# Start of Material
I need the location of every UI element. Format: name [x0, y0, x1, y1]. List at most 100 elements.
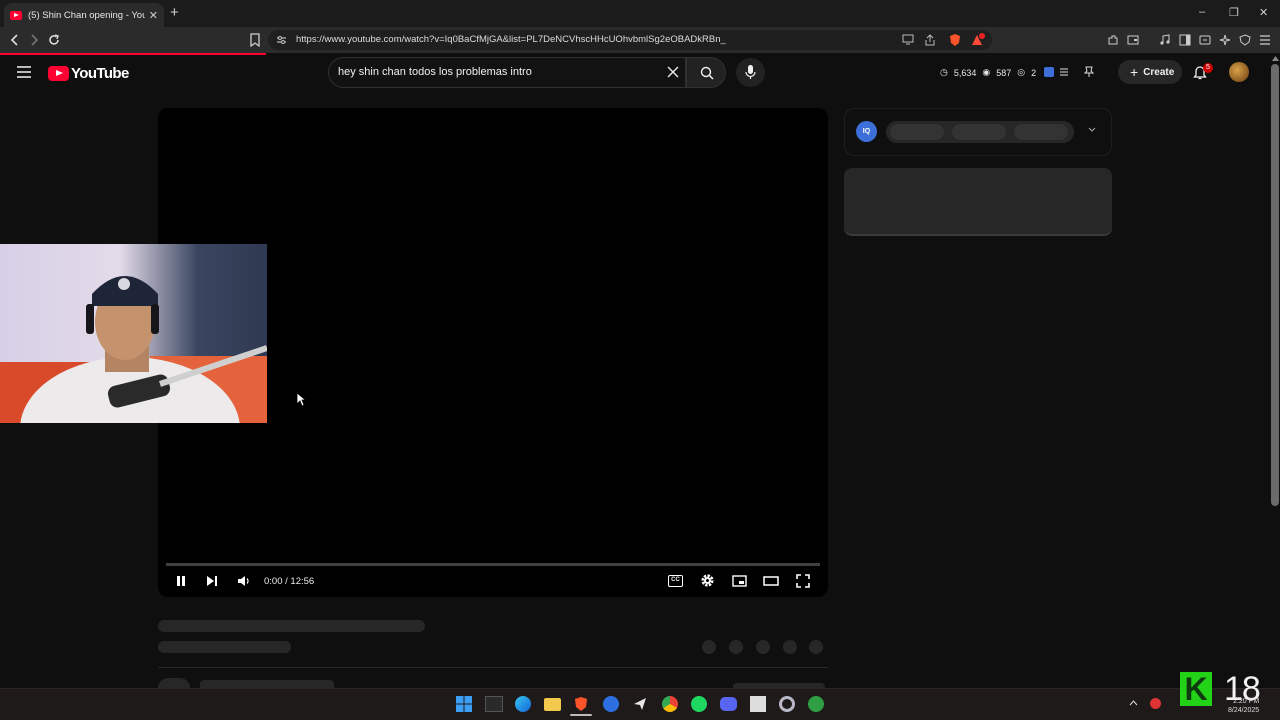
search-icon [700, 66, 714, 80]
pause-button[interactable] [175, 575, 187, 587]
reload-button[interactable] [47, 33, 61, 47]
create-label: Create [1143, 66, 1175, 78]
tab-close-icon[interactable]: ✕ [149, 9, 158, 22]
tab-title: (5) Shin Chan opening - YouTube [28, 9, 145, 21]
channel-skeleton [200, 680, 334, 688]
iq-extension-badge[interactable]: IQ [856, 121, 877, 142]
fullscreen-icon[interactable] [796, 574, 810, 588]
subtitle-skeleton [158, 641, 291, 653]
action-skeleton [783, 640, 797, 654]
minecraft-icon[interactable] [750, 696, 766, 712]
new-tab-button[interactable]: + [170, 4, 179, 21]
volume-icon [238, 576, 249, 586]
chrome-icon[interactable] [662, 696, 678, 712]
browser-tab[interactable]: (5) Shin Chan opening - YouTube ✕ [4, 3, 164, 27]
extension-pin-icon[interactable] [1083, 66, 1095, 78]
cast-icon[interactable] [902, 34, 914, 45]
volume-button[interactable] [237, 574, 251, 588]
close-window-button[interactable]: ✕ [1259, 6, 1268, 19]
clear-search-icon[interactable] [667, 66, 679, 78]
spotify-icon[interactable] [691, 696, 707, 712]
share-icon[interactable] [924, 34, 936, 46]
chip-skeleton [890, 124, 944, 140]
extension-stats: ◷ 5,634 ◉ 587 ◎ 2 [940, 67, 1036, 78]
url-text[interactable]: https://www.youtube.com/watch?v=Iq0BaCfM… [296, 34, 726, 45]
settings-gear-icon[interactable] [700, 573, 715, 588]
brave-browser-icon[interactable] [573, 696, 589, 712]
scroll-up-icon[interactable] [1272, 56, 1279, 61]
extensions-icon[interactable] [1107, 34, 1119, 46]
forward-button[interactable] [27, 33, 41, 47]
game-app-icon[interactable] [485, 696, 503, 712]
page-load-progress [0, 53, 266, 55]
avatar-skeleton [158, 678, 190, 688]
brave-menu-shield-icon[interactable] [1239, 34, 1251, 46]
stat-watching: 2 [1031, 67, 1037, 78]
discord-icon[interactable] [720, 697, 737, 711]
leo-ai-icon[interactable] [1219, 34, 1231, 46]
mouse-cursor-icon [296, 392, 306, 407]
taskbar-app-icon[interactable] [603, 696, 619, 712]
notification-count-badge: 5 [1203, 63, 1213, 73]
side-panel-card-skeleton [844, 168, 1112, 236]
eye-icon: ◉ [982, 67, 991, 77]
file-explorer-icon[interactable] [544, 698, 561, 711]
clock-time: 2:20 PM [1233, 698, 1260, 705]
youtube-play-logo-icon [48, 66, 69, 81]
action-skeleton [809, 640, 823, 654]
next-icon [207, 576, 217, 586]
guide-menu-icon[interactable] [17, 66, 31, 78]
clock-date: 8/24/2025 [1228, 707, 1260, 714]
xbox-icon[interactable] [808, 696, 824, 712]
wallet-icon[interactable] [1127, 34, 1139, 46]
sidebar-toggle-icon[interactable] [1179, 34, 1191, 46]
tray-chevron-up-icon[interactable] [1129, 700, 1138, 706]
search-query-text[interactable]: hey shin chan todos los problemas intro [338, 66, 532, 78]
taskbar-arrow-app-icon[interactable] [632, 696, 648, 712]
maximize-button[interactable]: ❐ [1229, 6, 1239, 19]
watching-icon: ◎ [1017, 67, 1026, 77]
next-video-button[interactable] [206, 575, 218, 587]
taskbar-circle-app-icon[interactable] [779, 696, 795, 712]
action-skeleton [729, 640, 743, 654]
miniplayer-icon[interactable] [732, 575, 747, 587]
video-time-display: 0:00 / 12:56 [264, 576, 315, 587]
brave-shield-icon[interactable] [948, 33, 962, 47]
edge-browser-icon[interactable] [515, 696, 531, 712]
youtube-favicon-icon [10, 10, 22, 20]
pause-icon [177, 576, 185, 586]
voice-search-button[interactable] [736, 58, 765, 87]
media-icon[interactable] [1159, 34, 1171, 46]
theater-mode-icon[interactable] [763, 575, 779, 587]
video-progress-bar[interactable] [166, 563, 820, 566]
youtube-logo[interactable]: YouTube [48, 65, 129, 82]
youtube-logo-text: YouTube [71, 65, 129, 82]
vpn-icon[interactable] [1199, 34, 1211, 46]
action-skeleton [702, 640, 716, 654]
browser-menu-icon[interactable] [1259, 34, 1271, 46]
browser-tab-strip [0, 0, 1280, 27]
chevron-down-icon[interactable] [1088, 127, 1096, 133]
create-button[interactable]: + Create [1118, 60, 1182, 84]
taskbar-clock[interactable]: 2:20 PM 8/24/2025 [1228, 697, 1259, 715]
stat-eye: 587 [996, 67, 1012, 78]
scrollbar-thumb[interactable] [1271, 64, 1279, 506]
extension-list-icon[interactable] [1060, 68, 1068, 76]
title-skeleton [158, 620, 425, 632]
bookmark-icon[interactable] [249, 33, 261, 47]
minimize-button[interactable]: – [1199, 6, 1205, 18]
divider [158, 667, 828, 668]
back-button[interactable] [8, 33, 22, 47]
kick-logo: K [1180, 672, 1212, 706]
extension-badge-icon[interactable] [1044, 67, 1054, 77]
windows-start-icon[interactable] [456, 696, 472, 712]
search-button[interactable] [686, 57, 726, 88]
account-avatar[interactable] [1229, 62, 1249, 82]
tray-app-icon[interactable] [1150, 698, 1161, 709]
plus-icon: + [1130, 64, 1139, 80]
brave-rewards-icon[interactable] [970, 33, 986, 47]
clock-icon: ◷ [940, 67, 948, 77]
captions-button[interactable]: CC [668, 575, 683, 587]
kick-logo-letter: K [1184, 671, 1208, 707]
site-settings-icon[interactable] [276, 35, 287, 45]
# End of Material
# Start of Material
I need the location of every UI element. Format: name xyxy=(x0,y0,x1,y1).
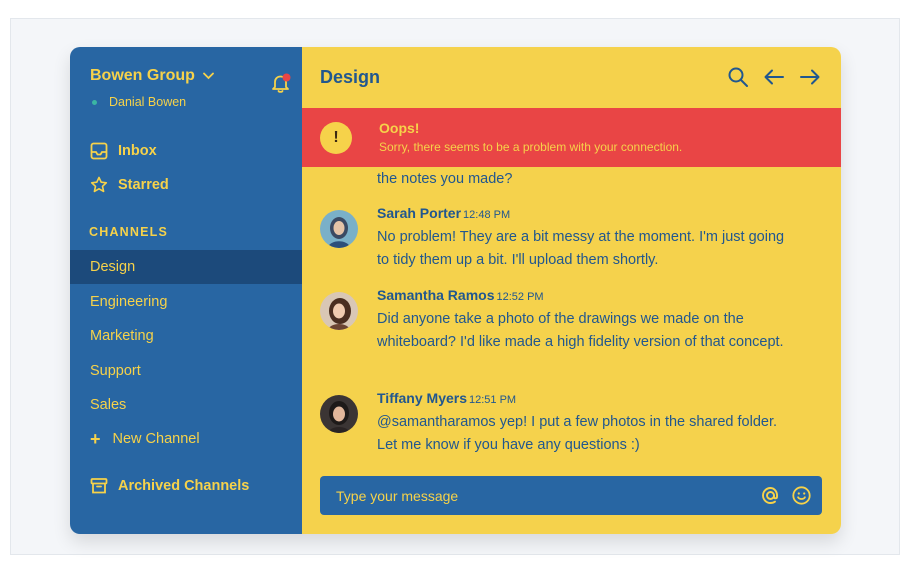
# End of Material
# Start of Material
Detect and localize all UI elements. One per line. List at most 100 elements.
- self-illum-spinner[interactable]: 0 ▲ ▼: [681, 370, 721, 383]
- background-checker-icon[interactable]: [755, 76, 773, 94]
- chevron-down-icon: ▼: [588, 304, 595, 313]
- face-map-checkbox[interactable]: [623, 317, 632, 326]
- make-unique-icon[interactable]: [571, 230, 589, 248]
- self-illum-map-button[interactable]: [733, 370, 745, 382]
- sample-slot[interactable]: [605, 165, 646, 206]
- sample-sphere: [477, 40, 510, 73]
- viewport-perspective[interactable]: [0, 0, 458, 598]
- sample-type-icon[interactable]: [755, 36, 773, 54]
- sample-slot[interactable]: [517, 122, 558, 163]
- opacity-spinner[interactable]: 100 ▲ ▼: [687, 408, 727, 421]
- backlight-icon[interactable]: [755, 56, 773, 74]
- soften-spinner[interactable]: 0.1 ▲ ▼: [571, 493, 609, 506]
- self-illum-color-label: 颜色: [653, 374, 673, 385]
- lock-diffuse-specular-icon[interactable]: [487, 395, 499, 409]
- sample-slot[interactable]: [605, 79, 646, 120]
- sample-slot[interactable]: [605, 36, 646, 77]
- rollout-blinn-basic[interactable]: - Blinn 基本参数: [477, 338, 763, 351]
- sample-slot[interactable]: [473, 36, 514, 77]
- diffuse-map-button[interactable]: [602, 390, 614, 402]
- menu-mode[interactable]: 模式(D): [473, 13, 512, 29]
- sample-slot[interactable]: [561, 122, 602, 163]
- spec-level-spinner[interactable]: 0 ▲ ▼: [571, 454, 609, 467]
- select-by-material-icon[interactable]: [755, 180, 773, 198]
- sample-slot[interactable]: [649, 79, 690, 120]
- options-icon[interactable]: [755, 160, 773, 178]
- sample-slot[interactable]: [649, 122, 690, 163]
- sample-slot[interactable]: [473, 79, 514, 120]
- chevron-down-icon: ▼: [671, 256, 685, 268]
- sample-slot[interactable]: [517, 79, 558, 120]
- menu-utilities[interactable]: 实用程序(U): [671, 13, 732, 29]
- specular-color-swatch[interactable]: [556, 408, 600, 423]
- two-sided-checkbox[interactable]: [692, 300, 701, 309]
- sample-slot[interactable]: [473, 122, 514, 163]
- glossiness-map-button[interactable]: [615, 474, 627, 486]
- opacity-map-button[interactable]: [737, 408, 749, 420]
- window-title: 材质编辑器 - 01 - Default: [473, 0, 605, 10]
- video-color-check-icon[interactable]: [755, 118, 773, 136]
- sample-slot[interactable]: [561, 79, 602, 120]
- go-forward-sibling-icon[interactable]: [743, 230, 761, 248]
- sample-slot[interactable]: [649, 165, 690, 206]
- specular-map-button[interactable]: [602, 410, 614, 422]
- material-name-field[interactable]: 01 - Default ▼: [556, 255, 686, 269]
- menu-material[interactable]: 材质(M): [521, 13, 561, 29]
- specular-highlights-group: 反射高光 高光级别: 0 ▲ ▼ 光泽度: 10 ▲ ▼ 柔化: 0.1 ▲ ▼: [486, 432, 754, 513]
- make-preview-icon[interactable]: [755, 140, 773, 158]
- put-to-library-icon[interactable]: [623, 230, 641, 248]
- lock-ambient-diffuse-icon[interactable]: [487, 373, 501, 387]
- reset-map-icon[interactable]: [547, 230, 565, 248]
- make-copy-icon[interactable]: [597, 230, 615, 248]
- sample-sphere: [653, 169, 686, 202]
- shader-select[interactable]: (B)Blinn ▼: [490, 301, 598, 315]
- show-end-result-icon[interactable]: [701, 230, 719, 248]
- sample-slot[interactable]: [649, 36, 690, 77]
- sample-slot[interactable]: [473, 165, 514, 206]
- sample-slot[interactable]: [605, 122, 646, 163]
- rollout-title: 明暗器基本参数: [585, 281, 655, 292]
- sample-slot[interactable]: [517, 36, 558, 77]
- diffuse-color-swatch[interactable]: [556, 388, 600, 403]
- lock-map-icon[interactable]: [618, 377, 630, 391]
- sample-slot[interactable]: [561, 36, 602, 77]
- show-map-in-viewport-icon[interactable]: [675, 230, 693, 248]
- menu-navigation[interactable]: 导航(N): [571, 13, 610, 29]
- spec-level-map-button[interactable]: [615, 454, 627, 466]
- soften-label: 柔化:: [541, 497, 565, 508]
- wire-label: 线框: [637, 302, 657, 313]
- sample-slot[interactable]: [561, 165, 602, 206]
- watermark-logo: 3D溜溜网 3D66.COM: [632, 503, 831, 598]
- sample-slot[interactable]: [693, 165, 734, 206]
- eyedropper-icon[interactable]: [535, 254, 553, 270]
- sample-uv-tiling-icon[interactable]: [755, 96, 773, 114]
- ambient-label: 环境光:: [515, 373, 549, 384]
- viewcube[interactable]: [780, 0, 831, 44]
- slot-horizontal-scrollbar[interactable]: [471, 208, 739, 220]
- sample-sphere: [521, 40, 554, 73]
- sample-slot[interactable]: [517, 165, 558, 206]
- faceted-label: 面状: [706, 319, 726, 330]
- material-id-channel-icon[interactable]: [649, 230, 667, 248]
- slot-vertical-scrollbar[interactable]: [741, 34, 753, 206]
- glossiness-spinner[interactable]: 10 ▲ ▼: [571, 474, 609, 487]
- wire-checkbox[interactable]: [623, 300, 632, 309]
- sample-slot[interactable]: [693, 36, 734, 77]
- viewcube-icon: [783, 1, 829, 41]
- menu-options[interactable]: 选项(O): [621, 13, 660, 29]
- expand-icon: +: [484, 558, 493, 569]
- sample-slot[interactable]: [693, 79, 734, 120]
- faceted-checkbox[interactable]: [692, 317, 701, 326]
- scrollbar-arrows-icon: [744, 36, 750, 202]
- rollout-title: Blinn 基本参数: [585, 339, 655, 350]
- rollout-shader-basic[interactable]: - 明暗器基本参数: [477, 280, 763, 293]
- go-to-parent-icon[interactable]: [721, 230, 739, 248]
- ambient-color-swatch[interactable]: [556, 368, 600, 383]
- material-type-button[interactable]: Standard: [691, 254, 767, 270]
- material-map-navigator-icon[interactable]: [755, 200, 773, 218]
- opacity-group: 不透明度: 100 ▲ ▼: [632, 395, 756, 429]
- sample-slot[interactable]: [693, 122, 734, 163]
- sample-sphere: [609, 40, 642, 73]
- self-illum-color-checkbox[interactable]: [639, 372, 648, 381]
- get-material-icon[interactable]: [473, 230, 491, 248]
# End of Material
Print the stretch of the listing from the line containing "y1]. List at most 100 elements." through the line containing "volume-icon [238, 576, 249, 586]", keeping each line unchanged. Leave out the picture.

* Full response:
I need the location of every UI element. Format: name [x0, y0, x1, y1]. List at most 100 elements.
search-icon [700, 66, 714, 80]
pause-button[interactable] [175, 575, 187, 587]
reload-button[interactable] [47, 33, 61, 47]
create-label: Create [1143, 66, 1175, 78]
tab-close-icon[interactable]: ✕ [149, 9, 158, 22]
tab-title: (5) Shin Chan opening - YouTube [28, 9, 145, 21]
channel-skeleton [200, 680, 334, 688]
iq-extension-badge[interactable]: IQ [856, 121, 877, 142]
fullscreen-icon[interactable] [796, 574, 810, 588]
subtitle-skeleton [158, 641, 291, 653]
action-skeleton [783, 640, 797, 654]
minecraft-icon[interactable] [750, 696, 766, 712]
new-tab-button[interactable]: + [170, 4, 179, 21]
volume-icon [238, 576, 249, 586]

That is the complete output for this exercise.